YOUR OBJECTIVE: Select, from the material below, each line with "triangle" in it.

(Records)
┌──

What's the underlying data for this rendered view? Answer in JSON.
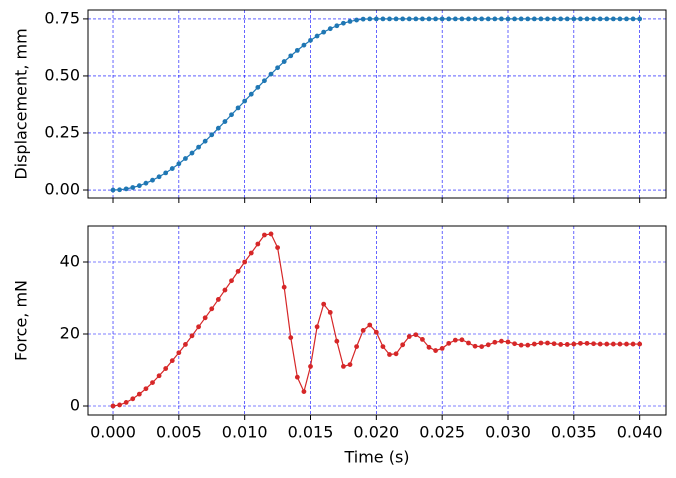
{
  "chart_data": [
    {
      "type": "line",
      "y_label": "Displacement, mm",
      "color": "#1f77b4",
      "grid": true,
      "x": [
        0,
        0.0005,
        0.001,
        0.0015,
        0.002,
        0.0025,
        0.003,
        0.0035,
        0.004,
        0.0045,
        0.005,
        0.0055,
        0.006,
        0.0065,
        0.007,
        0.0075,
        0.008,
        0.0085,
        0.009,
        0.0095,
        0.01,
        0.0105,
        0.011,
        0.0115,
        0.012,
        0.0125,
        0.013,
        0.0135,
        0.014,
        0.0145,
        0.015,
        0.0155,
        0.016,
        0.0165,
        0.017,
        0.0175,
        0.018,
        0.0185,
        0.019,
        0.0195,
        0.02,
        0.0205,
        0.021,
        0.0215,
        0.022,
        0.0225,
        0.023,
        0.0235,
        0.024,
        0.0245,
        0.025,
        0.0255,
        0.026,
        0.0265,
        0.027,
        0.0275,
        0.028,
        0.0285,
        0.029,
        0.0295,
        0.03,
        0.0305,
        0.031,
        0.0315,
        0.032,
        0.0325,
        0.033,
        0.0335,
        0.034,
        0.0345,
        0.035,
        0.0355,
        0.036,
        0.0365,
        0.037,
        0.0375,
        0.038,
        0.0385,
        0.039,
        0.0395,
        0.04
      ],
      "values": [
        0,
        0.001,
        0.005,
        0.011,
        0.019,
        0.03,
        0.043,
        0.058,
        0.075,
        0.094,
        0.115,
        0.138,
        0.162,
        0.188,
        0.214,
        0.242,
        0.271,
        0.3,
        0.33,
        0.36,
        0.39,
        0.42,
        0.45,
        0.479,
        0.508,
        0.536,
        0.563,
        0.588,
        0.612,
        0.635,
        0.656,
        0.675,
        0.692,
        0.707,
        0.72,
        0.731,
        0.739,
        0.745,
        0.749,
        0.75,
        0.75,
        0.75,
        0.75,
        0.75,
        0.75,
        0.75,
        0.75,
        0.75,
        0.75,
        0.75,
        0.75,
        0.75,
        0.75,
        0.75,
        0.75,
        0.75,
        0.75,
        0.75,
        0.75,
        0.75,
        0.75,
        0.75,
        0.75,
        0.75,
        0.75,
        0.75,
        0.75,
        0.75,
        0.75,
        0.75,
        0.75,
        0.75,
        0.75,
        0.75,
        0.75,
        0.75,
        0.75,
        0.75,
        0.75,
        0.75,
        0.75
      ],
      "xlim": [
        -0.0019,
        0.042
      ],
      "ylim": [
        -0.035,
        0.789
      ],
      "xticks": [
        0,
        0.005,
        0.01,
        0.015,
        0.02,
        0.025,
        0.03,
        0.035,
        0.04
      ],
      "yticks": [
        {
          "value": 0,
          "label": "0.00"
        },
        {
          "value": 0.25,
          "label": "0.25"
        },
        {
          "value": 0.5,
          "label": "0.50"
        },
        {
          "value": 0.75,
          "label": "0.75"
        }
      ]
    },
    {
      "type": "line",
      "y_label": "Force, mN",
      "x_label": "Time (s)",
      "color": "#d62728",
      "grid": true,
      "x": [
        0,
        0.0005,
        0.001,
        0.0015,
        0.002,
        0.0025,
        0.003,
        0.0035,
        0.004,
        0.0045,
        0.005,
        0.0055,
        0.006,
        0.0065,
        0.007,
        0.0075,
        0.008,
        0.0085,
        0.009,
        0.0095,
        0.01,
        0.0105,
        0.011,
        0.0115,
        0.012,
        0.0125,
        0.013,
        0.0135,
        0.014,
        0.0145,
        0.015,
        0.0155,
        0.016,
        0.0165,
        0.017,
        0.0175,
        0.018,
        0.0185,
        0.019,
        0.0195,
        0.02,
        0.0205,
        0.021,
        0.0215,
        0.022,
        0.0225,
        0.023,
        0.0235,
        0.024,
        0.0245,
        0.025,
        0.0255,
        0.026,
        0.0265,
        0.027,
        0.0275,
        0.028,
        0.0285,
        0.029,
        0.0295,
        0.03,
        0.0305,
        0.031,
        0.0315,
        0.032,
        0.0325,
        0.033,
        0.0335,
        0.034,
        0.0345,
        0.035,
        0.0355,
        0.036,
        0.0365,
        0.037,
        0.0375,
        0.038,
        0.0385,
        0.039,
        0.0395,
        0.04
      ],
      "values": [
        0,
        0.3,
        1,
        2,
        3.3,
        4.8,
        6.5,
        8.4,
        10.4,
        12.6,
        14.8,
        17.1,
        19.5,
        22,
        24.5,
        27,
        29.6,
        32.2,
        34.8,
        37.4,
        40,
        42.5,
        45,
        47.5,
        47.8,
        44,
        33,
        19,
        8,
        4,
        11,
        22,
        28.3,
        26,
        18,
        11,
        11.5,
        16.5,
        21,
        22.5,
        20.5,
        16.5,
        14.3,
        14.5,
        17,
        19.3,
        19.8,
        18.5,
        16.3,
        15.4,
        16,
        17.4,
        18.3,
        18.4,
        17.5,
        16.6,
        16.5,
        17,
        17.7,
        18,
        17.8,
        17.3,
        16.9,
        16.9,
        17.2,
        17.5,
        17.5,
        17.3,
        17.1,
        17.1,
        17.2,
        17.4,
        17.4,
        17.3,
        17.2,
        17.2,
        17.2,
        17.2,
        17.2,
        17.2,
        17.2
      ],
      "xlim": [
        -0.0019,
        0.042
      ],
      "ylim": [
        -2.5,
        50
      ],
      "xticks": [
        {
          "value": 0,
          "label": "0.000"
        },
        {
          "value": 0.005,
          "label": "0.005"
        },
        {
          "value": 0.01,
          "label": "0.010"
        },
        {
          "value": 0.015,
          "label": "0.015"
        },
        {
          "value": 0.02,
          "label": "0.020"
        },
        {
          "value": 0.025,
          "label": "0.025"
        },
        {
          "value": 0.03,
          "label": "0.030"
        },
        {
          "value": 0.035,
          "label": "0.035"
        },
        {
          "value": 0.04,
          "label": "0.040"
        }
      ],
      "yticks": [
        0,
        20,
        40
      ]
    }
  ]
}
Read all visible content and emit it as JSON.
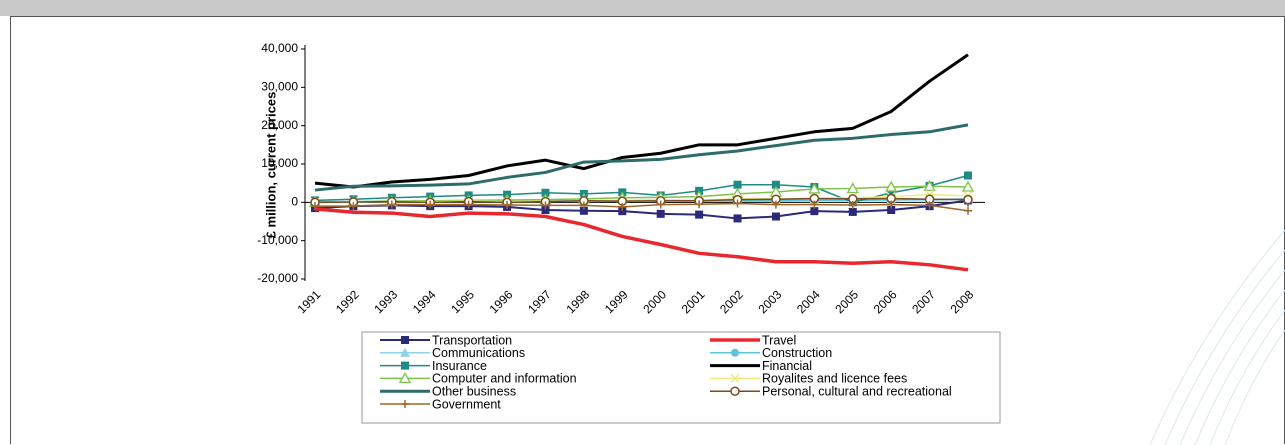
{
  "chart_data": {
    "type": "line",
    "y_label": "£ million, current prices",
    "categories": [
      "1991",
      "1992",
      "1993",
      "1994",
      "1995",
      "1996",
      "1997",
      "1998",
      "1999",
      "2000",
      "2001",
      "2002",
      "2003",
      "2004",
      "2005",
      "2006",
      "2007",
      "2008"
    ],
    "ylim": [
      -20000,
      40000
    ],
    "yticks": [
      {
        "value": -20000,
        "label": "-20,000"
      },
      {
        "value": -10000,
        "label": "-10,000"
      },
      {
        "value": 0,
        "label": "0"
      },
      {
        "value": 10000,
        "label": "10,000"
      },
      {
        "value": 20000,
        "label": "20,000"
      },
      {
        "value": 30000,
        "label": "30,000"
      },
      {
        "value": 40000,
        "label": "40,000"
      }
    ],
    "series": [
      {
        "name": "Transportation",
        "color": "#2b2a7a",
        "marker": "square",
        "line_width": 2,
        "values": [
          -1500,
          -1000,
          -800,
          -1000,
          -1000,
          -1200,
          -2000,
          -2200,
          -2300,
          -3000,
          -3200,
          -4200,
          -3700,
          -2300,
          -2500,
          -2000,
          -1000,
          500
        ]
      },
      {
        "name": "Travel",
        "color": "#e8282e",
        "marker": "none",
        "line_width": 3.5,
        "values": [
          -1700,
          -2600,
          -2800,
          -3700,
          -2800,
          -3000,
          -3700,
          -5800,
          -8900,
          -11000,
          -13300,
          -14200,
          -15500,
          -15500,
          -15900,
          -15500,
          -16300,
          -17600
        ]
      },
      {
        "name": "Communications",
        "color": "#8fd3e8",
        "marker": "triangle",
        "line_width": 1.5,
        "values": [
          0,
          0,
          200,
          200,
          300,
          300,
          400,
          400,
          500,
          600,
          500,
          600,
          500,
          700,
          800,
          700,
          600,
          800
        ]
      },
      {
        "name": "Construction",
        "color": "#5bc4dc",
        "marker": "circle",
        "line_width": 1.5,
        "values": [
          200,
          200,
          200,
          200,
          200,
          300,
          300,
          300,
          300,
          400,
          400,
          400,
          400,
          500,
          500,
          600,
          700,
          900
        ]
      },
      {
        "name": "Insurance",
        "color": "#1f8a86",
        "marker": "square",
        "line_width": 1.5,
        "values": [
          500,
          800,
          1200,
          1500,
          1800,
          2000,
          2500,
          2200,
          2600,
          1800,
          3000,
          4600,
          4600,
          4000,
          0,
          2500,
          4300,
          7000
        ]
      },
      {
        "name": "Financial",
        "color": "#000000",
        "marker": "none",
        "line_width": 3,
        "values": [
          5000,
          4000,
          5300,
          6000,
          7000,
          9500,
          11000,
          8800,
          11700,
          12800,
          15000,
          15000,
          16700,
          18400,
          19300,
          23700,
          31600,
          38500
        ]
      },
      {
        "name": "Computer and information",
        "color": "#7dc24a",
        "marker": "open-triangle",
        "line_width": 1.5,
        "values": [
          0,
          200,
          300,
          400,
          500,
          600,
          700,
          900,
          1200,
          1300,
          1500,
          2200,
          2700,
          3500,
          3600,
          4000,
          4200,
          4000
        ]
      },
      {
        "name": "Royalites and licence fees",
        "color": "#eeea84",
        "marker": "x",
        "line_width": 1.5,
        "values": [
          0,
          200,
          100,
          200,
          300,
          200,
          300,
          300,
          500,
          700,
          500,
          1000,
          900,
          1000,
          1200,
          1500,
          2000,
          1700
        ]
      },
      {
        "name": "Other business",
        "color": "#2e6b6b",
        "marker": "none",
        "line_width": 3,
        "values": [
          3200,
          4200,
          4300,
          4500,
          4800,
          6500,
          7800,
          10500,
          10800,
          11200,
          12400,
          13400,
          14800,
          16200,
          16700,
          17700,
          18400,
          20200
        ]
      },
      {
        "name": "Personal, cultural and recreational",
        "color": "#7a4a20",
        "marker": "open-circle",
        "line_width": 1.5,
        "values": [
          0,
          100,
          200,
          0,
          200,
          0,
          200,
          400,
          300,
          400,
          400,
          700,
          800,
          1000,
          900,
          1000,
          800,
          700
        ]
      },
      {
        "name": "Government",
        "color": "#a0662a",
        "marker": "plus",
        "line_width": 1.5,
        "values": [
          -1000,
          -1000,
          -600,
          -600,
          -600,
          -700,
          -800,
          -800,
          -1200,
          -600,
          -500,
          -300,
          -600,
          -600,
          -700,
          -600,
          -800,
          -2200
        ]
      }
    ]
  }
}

└──

RESULT:
        "marker": "triangle",
        "marker": "open-triangle",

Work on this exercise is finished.